* RECORDS SHOWN
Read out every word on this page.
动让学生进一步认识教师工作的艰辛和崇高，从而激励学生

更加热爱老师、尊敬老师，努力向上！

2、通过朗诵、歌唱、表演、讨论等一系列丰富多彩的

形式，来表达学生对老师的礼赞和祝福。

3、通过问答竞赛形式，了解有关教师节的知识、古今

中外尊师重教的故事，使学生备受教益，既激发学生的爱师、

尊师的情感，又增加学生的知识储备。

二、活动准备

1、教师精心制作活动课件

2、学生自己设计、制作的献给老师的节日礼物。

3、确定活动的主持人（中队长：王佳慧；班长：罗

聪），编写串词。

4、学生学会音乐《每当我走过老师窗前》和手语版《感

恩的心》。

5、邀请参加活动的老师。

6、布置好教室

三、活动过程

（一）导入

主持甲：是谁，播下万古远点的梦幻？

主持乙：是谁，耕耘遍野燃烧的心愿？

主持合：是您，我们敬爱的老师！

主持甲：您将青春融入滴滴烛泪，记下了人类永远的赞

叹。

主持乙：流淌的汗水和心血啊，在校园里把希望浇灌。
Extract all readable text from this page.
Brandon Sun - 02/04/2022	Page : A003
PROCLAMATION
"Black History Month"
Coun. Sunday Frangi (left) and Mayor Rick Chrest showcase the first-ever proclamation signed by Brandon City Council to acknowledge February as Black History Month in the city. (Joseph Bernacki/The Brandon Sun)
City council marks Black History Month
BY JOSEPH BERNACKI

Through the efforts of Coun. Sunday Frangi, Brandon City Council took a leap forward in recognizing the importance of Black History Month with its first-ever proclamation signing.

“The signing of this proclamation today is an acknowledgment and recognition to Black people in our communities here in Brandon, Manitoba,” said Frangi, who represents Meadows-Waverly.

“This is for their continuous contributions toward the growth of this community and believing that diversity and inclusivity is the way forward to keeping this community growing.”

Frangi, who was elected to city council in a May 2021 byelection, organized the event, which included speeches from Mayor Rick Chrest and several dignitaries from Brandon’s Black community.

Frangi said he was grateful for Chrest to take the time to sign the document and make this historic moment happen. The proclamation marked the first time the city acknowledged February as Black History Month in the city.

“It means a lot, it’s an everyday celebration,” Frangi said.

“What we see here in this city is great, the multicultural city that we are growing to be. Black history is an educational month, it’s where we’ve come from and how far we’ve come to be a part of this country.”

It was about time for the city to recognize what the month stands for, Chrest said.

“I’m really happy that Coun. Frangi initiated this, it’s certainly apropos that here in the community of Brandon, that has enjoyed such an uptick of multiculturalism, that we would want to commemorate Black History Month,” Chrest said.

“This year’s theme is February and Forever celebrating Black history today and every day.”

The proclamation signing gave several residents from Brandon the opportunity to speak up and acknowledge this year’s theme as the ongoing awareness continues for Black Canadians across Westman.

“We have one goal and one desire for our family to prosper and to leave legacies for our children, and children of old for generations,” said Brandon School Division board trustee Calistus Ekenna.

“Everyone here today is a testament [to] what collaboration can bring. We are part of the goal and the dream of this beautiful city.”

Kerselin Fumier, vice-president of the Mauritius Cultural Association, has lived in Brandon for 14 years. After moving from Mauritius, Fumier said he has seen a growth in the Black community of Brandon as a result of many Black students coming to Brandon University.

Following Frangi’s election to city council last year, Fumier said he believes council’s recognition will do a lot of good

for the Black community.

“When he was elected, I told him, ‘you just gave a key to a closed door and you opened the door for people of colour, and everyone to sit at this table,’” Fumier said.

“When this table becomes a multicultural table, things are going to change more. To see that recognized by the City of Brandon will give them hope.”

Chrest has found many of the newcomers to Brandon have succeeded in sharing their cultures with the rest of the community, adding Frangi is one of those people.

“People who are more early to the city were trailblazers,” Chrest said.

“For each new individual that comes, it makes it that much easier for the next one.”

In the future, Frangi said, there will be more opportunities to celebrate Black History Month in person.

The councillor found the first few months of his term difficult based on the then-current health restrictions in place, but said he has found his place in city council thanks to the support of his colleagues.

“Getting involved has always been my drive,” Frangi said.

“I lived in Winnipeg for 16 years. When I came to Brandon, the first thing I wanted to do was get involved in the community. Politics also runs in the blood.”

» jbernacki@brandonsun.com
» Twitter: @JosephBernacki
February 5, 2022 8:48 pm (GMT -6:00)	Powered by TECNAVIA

* EXERCISE TASK
Take the material above and return all of it exactly.

* ANSWER BELOW
Read out every word on this page.
动让学生进一步认识教师工作的艰辛和崇高，从而激励学生

更加热爱老师、尊敬老师，努力向上！

2、通过朗诵、歌唱、表演、讨论等一系列丰富多彩的

形式，来表达学生对老师的礼赞和祝福。

3、通过问答竞赛形式，了解有关教师节的知识、古今

中外尊师重教的故事，使学生备受教益，既激发学生的爱师、

尊师的情感，又增加学生的知识储备。

二、活动准备

1、教师精心制作活动课件

2、学生自己设计、制作的献给老师的节日礼物。

3、确定活动的主持人（中队长：王佳慧；班长：罗

聪），编写串词。

4、学生学会音乐《每当我走过老师窗前》和手语版《感

恩的心》。

5、邀请参加活动的老师。

6、布置好教室

三、活动过程

（一）导入

主持甲：是谁，播下万古远点的梦幻？

主持乙：是谁，耕耘遍野燃烧的心愿？

主持合：是您，我们敬爱的老师！

主持甲：您将青春融入滴滴烛泪，记下了人类永远的赞

叹。

主持乙：流淌的汗水和心血啊，在校园里把希望浇灌。
Extract all readable text from this page.
Brandon Sun - 02/04/2022	Page : A003
PROCLAMATION
"Black History Month"
Coun. Sunday Frangi (left) and Mayor Rick Chrest showcase the first-ever proclamation signed by Brandon City Council to acknowledge February as Black History Month in the city. (Joseph Bernacki/The Brandon Sun)
City council marks Black History Month
BY JOSEPH BERNACKI

Through the efforts of Coun. Sunday Frangi, Brandon City Council took a leap forward in recognizing the importance of Black History Month with its first-ever proclamation signing.

“The signing of this proclamation today is an acknowledgment and recognition to Black people in our communities here in Brandon, Manitoba,” said Frangi, who represents Meadows-Waverly.

“This is for their continuous contributions toward the growth of this community and believing that diversity and inclusivity is the way forward to keeping this community growing.”

Frangi, who was elected to city council in a May 2021 byelection, organized the event, which included speeches from Mayor Rick Chrest and several dignitaries from Brandon’s Black community.

Frangi said he was grateful for Chrest to take the time to sign the document and make this historic moment happen. The proclamation marked the first time the city acknowledged February as Black History Month in the city.

“It means a lot, it’s an everyday celebration,” Frangi said.

“What we see here in this city is great, the multicultural city that we are growing to be. Black history is an educational month, it’s where we’ve come from and how far we’ve come to be a part of this country.”

It was about time for the city to recognize what the month stands for, Chrest said.

“I’m really happy that Coun. Frangi initiated this, it’s certainly apropos that here in the community of Brandon, that has enjoyed such an uptick of multiculturalism, that we would want to commemorate Black History Month,” Chrest said.

“This year’s theme is February and Forever celebrating Black history today and every day.”

The proclamation signing gave several residents from Brandon the opportunity to speak up and acknowledge this year’s theme as the ongoing awareness continues for Black Canadians across Westman.

“We have one goal and one desire for our family to prosper and to leave legacies for our children, and children of old for generations,” said Brandon School Division board trustee Calistus Ekenna.

“Everyone here today is a testament [to] what collaboration can bring. We are part of the goal and the dream of this beautiful city.”

Kerselin Fumier, vice-president of the Mauritius Cultural Association, has lived in Brandon for 14 years. After moving from Mauritius, Fumier said he has seen a growth in the Black community of Brandon as a result of many Black students coming to Brandon University.

Following Frangi’s election to city council last year, Fumier said he believes council’s recognition will do a lot of good

for the Black community.

“When he was elected, I told him, ‘you just gave a key to a closed door and you opened the door for people of colour, and everyone to sit at this table,’” Fumier said.

“When this table becomes a multicultural table, things are going to change more. To see that recognized by the City of Brandon will give them hope.”

Chrest has found many of the newcomers to Brandon have succeeded in sharing their cultures with the rest of the community, adding Frangi is one of those people.

“People who are more early to the city were trailblazers,” Chrest said.

“For each new individual that comes, it makes it that much easier for the next one.”

In the future, Frangi said, there will be more opportunities to celebrate Black History Month in person.

The councillor found the first few months of his term difficult based on the then-current health restrictions in place, but said he has found his place in city council thanks to the support of his colleagues.

“Getting involved has always been my drive,” Frangi said.

“I lived in Winnipeg for 16 years. When I came to Brandon, the first thing I wanted to do was get involved in the community. Politics also runs in the blood.”

» jbernacki@brandonsun.com
» Twitter: @JosephBernacki
February 5, 2022 8:48 pm (GMT -6:00)	Powered by TECNAVIA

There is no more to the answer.